### TASK PROMPT
Find and return each line containing "from".

━━━ ROWS

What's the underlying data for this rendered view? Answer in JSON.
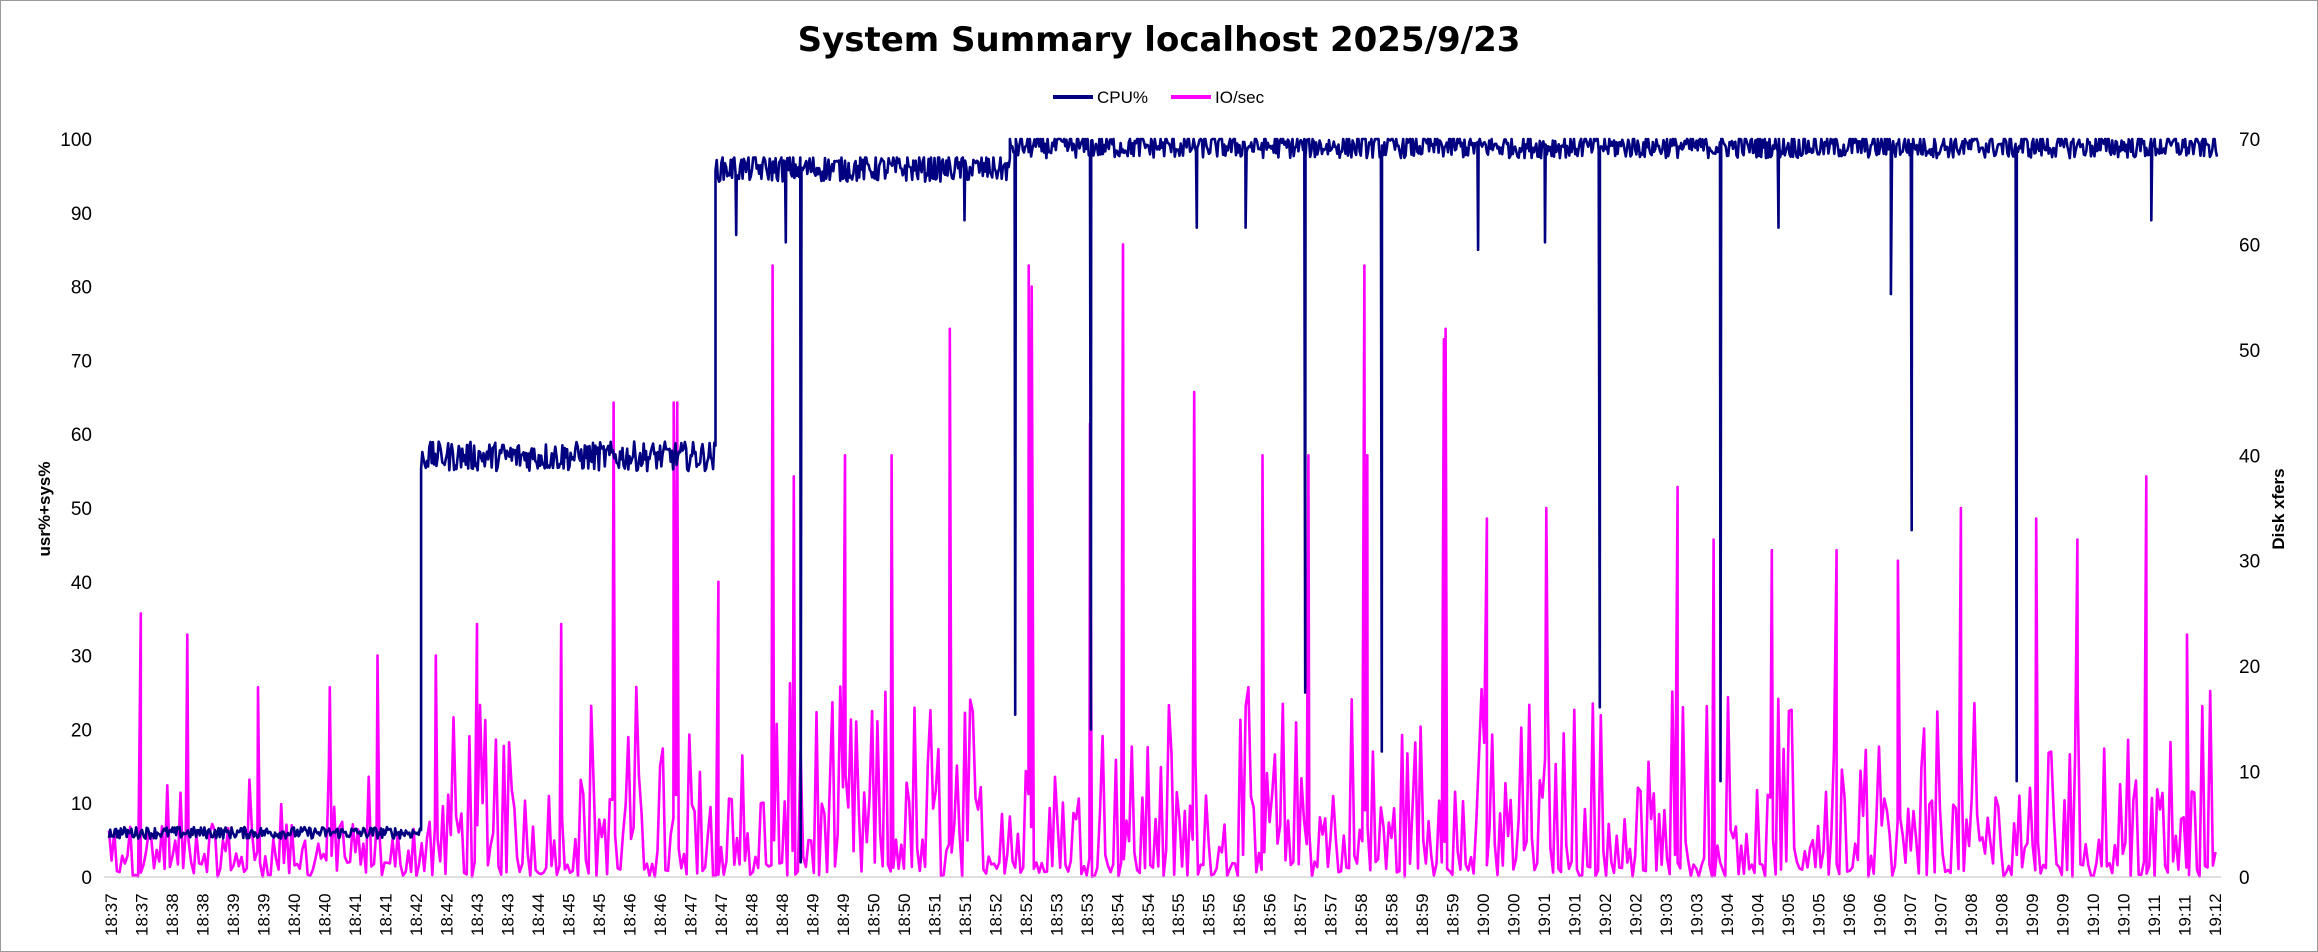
{
  "chart_data": {
    "type": "line",
    "title": "System Summary localhost  2025/9/23",
    "ylabel": "usr%+sys%",
    "y2label": "Disk xfers",
    "ylim": [
      0,
      100
    ],
    "y2lim": [
      0,
      70
    ],
    "yticks": [
      "0",
      "10",
      "20",
      "30",
      "40",
      "50",
      "60",
      "70",
      "80",
      "90",
      "100"
    ],
    "y2ticks": [
      "0",
      "10",
      "20",
      "30",
      "40",
      "50",
      "60",
      "70"
    ],
    "grid": false,
    "legend_position": "top-center",
    "series": [
      {
        "name": "CPU%",
        "axis": "left",
        "color": "#000080",
        "segments": [
          {
            "from": "18:37",
            "to": "18:42",
            "level": 6,
            "min": 5,
            "max": 7
          },
          {
            "from": "18:42",
            "to": "18:47",
            "level": 57,
            "min": 55,
            "max": 60
          },
          {
            "from": "18:47",
            "to": "18:52",
            "level": 96,
            "min": 93,
            "max": 97.5
          },
          {
            "from": "18:52",
            "to": "19:12",
            "level": 99,
            "min": 96,
            "max": 100
          }
        ],
        "dips": [
          {
            "time": "18:47",
            "value": 87
          },
          {
            "time": "18:48",
            "value": 2
          },
          {
            "time": "18:48",
            "value": 86
          },
          {
            "time": "18:51",
            "value": 89
          },
          {
            "time": "18:52",
            "value": 22
          },
          {
            "time": "18:53",
            "value": 20
          },
          {
            "time": "18:55",
            "value": 88
          },
          {
            "time": "18:56",
            "value": 88
          },
          {
            "time": "18:57",
            "value": 25
          },
          {
            "time": "18:58",
            "value": 17
          },
          {
            "time": "19:00",
            "value": 85
          },
          {
            "time": "19:01",
            "value": 86
          },
          {
            "time": "19:02",
            "value": 23
          },
          {
            "time": "19:04",
            "value": 13
          },
          {
            "time": "19:05",
            "value": 88
          },
          {
            "time": "19:07",
            "value": 47
          },
          {
            "time": "19:07",
            "value": 79
          },
          {
            "time": "19:09",
            "value": 13
          },
          {
            "time": "19:11",
            "value": 89
          }
        ]
      },
      {
        "name": "IO/sec",
        "axis": "right",
        "color": "#ff00ff",
        "typical_range": [
          0,
          12
        ],
        "peaks": [
          {
            "time": "18:37",
            "value": 25
          },
          {
            "time": "18:38",
            "value": 23
          },
          {
            "time": "18:39",
            "value": 18
          },
          {
            "time": "18:40",
            "value": 18
          },
          {
            "time": "18:41",
            "value": 21
          },
          {
            "time": "18:42",
            "value": 21
          },
          {
            "time": "18:43",
            "value": 24
          },
          {
            "time": "18:44",
            "value": 24
          },
          {
            "time": "18:45",
            "value": 45
          },
          {
            "time": "18:46",
            "value": 45
          },
          {
            "time": "18:46",
            "value": 45
          },
          {
            "time": "18:47",
            "value": 28
          },
          {
            "time": "18:48",
            "value": 38
          },
          {
            "time": "18:48",
            "value": 58
          },
          {
            "time": "18:49",
            "value": 40
          },
          {
            "time": "18:50",
            "value": 40
          },
          {
            "time": "18:51",
            "value": 52
          },
          {
            "time": "18:52",
            "value": 58
          },
          {
            "time": "18:52",
            "value": 56
          },
          {
            "time": "18:53",
            "value": 43
          },
          {
            "time": "18:54",
            "value": 60
          },
          {
            "time": "18:55",
            "value": 46
          },
          {
            "time": "18:56",
            "value": 40
          },
          {
            "time": "18:57",
            "value": 40
          },
          {
            "time": "18:58",
            "value": 58
          },
          {
            "time": "18:58",
            "value": 40
          },
          {
            "time": "18:59",
            "value": 52
          },
          {
            "time": "18:59",
            "value": 51
          },
          {
            "time": "19:00",
            "value": 34
          },
          {
            "time": "19:01",
            "value": 35
          },
          {
            "time": "19:03",
            "value": 37
          },
          {
            "time": "19:04",
            "value": 32
          },
          {
            "time": "19:05",
            "value": 31
          },
          {
            "time": "19:06",
            "value": 31
          },
          {
            "time": "19:07",
            "value": 30
          },
          {
            "time": "19:08",
            "value": 35
          },
          {
            "time": "19:09",
            "value": 34
          },
          {
            "time": "19:10",
            "value": 32
          },
          {
            "time": "19:11",
            "value": 38
          },
          {
            "time": "19:12",
            "value": 23
          }
        ]
      }
    ],
    "x_labels": [
      "18:37",
      "18:37",
      "18:38",
      "18:38",
      "18:39",
      "18:39",
      "18:40",
      "18:40",
      "18:41",
      "18:41",
      "18:42",
      "18:42",
      "18:43",
      "18:43",
      "18:44",
      "18:45",
      "18:45",
      "18:46",
      "18:46",
      "18:47",
      "18:47",
      "18:48",
      "18:48",
      "18:49",
      "18:49",
      "18:50",
      "18:50",
      "18:51",
      "18:51",
      "18:52",
      "18:52",
      "18:53",
      "18:53",
      "18:54",
      "18:54",
      "18:55",
      "18:55",
      "18:56",
      "18:56",
      "18:57",
      "18:57",
      "18:58",
      "18:58",
      "18:59",
      "18:59",
      "19:00",
      "19:00",
      "19:01",
      "19:01",
      "19:02",
      "19:02",
      "19:03",
      "19:03",
      "19:04",
      "19:04",
      "19:05",
      "19:05",
      "19:06",
      "19:06",
      "19:07",
      "19:07",
      "19:08",
      "19:08",
      "19:09",
      "19:09",
      "19:10",
      "19:10",
      "19:11",
      "19:11",
      "19:12"
    ]
  }
}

━━━━━━

### OUTPUT OF THE EXERCISE
            "from": "18:37",
            "from": "18:42",
            "from": "18:47",
            "from": "18:52",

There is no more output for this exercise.